Possibly Sans Event Store

My last application was a brownfield scenario with an existing RDBMS, so I couldn't start with an event store. I can't get there until I migrate all of the business functionality into the new architecture. I'm not storing events, so I can't load from them. Since I am using events to drive integration, and I did want the load-from-event-store capability in the future, I setup the aggregates to take an array of events in the constructor as though there were an event store. Then, when the repository loads the aggregate, it reads the data from the database (which only has current state, and not the events) and makes a massive CreatedForLoad event to pass to the aggregate, which initializes all of the aggregate's properties from the event when applied. (As opposed to replaying many smaller, actual events that occurred to get the current state.)

I have mixed feelings on an event store going forward. I already want to use messaging and events, and the idea of an event store is absolutely grand. But what's currently out there to provide and support an event store is sorely lacking.

The main event store offering out there is Jonathan Oliver's EventStore. It is a great piece of software (and happens to be free / open source), but it lacks all but the most basic documentation (last I checked). I really didn't find it at all intuitive to setup. I did manage to get it working, but I felt that my knowledge of operating it was far too inadequate for the level of trust I wanted in a piece so integral to the application.

Supposedly there will be an event store offering from Greg Young next month, but I can't really say it will help the situation without seeing it. I guess we'll see.

The other problem with event sourcing is visualization of data. How do I look at information from the event store to triage/verify production issues? How do I achieve the advertised "going back in time" to previous states? There's no Management Studio for event stores (to my knowledge). At this point, you have to develop your own toolkit for this purpose. Therefore, these features have a non-trivial cost.

So the jury's still out on this one. I want to try it with a new app, but I have reservations.

UPDATE: Most of the stricken text above was based on impressions formed when I implemented CQRS+Messaging+ES for the first time in spike code, when it was too new to me to really grok. After implementing such an architecture, I can see that it fits in right where it should, and the config makes more sense. I will definitely use an event store next time.

Read Layer

I really don't have anything innovative on this front. I have an MVC action that basically executes a query to get a DataSet. It then converts the DataSet into a Dictionary and then serializes that with the built-in JavascriptSerializer and returns it as JSON to clients. (That way has the least hops to get from DataSet to JSON that I found.)

I don't anticipate this changing in a new application. Using some naming conventions, it's very quick to add new reads. The most time consuming part is developing a query. In a new application, I will probably have tables for each read model, so even that should be quick too.

That's all I can think of for now.
========================
• Your tasks:
(A) Translate this sentence from the post on event stores into Spanish: "I will definitely use an event store next time."
(B) Write out the passage of the post on event stores starting at "The main event" and ending at "guess we'll see.".
The records that follow play no part in this work.

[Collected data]
========================
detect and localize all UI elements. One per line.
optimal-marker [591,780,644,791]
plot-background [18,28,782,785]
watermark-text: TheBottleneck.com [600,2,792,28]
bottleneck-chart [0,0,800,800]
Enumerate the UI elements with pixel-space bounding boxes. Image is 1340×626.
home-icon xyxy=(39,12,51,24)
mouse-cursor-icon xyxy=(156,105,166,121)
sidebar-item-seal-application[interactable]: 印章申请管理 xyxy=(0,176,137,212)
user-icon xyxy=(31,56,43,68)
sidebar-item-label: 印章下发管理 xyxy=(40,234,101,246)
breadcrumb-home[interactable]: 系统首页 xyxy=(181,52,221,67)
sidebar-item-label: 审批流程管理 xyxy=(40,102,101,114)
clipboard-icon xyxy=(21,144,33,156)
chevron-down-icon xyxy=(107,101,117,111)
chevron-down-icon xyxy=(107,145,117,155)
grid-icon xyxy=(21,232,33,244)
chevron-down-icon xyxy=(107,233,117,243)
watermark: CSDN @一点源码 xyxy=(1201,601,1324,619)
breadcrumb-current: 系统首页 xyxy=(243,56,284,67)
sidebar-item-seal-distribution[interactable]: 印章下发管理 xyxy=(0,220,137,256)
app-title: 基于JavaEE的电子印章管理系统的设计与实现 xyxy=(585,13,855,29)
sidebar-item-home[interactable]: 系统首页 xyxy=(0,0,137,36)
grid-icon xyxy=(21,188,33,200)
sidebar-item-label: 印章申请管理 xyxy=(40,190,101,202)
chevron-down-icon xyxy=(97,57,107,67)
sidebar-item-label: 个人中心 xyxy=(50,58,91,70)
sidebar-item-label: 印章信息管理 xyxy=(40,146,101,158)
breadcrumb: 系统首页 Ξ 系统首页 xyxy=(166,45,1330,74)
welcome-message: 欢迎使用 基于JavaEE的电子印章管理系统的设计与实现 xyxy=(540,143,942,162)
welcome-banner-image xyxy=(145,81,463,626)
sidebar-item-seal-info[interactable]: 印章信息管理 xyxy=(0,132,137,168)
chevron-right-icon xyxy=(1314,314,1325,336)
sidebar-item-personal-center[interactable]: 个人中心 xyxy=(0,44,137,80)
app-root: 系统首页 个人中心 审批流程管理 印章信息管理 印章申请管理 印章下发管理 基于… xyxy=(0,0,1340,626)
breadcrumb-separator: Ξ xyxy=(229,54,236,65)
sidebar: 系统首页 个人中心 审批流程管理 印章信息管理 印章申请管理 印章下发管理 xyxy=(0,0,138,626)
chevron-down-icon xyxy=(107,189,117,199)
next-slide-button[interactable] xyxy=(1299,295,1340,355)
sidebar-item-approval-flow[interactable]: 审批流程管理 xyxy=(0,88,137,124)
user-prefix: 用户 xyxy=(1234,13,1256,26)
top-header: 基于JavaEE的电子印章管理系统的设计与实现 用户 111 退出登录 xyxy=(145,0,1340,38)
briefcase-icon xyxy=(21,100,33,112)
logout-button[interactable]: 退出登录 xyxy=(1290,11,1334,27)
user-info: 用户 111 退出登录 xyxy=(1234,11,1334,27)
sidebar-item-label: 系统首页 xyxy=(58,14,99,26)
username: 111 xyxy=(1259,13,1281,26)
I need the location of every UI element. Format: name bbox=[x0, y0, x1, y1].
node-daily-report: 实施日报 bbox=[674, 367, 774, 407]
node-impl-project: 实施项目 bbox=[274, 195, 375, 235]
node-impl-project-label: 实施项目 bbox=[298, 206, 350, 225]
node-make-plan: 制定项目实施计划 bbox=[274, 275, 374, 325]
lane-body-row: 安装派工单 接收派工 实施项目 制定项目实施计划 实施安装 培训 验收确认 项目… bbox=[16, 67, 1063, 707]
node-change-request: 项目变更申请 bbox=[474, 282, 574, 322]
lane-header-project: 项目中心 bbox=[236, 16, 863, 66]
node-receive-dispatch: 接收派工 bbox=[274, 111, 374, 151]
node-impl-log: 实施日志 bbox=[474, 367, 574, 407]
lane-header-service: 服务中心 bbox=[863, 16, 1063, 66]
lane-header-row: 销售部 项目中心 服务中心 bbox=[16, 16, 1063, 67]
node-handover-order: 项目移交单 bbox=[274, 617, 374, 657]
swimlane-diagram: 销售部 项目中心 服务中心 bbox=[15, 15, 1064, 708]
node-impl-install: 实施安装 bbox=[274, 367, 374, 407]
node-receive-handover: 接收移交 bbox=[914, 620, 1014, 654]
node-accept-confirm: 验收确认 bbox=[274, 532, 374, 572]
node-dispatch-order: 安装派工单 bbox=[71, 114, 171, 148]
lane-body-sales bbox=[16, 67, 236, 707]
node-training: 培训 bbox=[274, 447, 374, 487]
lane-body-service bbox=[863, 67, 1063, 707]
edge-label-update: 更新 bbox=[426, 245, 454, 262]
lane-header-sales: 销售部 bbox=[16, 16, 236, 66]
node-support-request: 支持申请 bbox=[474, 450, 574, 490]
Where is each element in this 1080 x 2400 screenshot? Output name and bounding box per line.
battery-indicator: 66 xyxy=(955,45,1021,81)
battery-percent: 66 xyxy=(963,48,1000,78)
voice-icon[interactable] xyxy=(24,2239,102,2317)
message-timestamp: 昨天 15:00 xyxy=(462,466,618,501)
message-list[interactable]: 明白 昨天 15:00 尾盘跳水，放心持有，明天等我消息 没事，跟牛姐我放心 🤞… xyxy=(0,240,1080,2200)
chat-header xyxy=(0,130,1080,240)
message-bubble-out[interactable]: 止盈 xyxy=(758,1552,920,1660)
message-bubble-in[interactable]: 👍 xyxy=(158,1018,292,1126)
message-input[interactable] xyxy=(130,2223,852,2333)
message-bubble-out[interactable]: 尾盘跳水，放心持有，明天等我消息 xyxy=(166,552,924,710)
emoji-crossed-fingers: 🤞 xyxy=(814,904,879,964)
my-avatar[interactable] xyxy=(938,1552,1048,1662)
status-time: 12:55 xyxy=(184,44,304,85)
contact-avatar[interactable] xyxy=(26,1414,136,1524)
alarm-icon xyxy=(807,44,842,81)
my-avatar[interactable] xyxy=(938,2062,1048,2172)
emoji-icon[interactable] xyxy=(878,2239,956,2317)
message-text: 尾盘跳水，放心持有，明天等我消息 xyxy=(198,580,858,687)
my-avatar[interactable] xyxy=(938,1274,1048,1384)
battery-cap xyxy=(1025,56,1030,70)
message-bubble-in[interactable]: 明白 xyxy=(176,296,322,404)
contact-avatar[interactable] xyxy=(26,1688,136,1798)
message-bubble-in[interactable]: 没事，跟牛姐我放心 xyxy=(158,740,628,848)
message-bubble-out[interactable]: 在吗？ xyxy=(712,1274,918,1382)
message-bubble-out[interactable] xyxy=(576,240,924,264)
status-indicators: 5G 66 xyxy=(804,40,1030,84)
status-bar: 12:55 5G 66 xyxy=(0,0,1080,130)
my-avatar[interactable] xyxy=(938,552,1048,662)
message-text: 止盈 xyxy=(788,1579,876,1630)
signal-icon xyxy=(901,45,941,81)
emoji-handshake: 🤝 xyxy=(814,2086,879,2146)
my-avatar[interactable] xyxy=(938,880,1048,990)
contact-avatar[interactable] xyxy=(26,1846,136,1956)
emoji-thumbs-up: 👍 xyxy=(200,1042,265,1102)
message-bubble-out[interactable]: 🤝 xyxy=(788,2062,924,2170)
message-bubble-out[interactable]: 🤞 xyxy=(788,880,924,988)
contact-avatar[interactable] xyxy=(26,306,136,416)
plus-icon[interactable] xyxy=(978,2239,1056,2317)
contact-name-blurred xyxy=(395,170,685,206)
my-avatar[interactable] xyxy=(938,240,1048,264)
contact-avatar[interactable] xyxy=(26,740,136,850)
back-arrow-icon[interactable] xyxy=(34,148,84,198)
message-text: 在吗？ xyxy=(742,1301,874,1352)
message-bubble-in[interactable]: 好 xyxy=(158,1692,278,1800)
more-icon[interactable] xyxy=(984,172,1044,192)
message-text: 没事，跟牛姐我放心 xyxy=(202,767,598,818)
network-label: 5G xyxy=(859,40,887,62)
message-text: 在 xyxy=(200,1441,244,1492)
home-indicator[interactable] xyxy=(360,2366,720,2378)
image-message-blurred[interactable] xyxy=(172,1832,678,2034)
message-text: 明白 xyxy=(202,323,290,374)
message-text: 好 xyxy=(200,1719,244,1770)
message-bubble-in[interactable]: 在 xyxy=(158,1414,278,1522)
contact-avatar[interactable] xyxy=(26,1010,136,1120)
========================
• Results for the exercise:
(A) La próxima vez definitivamente usaré un almacén de eventos.

(B)
The main event store offering out there is Jonathan Oliver's EventStore. It is a great piece of software (and happens to be free / open source), but it lacks all but the most basic documentation (last I checked). I really didn't find it at all intuitive to setup. I did manage to get it working, but I felt that my knowledge of operating it was far too inadequate for the level of trust I wanted in a piece so integral to the application.

Supposedly there will be an event store offering from Greg Young next month, but I can't really say it will help the situation without seeing it. I guess we'll see.